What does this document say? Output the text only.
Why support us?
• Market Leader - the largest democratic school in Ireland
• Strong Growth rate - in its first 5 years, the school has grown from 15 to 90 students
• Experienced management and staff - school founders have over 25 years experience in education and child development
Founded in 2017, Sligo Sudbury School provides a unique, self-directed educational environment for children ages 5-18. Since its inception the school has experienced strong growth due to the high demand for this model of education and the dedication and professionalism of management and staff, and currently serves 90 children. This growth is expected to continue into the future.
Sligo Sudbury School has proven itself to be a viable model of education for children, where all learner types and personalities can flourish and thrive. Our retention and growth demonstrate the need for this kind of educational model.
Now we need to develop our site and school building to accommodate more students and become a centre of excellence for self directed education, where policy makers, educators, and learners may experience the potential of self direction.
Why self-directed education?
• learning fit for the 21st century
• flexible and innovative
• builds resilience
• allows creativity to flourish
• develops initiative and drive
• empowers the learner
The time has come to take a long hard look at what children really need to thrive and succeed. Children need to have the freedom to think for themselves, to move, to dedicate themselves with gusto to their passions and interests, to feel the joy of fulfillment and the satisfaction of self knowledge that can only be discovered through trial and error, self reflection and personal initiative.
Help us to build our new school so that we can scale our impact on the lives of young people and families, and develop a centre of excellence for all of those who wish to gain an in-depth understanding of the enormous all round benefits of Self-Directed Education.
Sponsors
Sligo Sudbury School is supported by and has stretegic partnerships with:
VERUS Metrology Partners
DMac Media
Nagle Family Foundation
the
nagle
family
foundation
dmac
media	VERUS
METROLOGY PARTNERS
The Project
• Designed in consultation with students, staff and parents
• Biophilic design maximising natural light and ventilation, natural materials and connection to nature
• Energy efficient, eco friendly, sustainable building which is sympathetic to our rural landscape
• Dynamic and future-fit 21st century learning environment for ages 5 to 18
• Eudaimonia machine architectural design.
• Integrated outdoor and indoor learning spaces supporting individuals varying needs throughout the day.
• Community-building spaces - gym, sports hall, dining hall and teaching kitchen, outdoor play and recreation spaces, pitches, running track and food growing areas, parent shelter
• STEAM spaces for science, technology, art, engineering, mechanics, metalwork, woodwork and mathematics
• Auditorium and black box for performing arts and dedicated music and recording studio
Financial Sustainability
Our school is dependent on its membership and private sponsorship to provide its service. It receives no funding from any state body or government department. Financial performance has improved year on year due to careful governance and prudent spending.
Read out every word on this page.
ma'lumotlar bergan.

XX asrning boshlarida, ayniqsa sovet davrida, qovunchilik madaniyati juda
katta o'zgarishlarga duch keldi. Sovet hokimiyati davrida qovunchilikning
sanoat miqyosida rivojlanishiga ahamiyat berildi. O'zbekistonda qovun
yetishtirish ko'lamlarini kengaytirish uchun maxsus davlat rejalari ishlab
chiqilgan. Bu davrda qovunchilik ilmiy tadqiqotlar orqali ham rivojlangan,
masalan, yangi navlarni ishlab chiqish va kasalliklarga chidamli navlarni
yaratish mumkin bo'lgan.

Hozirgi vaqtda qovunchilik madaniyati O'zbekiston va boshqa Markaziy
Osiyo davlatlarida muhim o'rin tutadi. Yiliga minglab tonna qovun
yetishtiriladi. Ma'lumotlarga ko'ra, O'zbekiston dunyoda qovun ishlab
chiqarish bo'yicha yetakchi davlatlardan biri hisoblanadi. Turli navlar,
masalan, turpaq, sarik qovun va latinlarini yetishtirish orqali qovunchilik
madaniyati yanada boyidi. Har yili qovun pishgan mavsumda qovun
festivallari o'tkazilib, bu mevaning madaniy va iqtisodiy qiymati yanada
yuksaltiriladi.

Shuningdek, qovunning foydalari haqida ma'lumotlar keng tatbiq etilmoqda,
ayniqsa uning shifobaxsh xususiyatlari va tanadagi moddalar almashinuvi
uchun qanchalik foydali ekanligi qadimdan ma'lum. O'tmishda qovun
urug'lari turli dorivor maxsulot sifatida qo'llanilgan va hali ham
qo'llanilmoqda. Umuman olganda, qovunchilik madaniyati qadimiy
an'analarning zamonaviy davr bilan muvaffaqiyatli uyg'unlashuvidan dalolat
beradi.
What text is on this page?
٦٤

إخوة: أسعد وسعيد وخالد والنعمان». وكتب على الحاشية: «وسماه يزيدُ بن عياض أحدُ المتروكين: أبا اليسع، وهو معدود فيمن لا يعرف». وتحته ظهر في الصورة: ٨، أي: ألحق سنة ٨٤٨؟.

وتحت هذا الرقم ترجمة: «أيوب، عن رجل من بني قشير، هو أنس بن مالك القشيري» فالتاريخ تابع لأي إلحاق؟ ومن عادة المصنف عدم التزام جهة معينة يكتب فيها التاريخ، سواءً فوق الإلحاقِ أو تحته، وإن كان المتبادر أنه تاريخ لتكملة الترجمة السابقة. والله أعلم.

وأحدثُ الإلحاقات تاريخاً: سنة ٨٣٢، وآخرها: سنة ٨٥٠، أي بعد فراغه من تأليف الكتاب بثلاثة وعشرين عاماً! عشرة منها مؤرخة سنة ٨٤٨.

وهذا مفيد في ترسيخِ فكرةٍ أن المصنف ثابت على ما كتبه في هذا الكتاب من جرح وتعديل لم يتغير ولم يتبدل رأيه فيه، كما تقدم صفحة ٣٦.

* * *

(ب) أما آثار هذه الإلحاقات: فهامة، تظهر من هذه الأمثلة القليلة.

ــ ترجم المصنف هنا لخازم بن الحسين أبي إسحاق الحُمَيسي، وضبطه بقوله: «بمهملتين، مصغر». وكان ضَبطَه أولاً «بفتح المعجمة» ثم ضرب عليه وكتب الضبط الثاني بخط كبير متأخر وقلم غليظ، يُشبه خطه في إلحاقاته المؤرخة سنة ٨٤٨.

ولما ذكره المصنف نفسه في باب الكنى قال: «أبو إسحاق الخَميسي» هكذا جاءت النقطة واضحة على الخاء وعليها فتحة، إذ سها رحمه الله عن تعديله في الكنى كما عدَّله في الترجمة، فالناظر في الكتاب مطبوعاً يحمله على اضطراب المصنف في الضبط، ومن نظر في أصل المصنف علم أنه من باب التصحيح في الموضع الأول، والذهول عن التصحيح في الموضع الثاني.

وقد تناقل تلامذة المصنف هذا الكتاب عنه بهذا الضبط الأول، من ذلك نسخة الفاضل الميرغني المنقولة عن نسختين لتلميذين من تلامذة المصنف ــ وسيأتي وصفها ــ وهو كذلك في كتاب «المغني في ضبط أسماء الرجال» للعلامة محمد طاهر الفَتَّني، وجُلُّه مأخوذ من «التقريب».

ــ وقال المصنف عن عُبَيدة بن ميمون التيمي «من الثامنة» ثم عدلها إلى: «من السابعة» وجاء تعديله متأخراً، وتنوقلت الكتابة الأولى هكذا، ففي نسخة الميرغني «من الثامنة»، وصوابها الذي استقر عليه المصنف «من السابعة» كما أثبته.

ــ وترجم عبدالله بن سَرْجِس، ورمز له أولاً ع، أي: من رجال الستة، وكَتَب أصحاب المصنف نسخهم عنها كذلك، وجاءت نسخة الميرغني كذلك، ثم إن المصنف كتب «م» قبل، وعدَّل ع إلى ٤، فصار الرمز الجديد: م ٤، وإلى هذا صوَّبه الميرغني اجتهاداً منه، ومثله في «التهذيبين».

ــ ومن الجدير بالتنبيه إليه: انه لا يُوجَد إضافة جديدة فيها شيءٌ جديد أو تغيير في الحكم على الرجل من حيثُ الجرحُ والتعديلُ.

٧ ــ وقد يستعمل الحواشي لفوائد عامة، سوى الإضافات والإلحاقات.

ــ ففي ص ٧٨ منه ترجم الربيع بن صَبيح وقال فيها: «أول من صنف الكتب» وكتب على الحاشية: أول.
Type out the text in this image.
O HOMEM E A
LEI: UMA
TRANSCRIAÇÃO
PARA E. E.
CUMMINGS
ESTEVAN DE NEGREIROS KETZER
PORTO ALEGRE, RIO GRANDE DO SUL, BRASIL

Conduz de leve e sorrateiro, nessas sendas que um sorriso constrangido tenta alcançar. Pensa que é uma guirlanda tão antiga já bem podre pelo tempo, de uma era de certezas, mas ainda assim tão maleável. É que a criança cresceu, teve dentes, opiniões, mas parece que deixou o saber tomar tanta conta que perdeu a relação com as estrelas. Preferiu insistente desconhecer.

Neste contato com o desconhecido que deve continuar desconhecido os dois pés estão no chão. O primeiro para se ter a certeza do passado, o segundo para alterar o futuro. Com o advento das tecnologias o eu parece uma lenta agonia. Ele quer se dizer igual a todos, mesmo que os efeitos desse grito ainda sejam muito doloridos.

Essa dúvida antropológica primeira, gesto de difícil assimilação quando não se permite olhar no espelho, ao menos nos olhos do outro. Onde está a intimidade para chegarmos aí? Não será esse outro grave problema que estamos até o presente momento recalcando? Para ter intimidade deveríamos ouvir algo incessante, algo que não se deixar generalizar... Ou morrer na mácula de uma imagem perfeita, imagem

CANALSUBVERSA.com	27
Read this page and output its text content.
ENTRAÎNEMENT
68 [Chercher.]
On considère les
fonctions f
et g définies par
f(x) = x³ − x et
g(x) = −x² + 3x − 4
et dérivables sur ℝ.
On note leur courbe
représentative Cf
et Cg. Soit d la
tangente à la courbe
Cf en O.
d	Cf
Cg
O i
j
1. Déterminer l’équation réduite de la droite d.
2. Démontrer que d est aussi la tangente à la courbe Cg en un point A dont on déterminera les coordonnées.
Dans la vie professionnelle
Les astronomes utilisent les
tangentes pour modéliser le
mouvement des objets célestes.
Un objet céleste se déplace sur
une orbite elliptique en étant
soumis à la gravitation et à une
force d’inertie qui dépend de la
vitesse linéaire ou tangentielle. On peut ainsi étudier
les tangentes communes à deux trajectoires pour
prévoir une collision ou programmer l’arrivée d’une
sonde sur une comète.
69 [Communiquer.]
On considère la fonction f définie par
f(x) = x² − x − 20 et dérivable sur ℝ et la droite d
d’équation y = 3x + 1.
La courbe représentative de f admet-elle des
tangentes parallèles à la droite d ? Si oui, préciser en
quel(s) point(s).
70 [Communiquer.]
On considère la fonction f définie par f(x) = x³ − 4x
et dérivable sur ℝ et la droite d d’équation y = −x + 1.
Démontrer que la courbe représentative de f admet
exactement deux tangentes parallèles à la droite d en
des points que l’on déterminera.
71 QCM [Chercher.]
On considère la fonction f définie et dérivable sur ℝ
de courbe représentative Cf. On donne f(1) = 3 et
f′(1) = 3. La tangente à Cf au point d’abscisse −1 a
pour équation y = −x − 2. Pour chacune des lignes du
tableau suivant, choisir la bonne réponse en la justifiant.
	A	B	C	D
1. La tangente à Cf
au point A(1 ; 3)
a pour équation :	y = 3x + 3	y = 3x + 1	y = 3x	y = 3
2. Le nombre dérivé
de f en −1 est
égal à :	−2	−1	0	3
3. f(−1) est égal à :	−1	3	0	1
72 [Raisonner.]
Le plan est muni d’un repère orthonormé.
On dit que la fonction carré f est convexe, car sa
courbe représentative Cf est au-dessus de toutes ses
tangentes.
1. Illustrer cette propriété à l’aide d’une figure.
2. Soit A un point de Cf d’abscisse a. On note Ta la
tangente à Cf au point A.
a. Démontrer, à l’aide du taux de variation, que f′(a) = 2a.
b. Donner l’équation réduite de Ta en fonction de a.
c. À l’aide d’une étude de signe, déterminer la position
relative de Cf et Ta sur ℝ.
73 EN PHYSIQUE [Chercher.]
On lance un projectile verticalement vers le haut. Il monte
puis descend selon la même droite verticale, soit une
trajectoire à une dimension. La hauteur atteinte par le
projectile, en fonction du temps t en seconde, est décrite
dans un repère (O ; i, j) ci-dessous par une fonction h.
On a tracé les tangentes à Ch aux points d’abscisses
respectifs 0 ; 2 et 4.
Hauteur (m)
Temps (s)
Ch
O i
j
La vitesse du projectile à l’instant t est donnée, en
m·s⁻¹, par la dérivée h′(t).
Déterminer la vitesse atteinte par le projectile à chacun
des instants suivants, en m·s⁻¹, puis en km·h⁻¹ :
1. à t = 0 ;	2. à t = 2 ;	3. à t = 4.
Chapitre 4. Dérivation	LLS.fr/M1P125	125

- - - - - - -

§ **WHAT TO PRODUCE**
Select every line where the word "parallèles" occurs.

§ **EXERCISE OUTPUT**
tangentes parallèles à la droite d ? Si oui, préciser en
exactement deux tangentes parallèles à la droite d en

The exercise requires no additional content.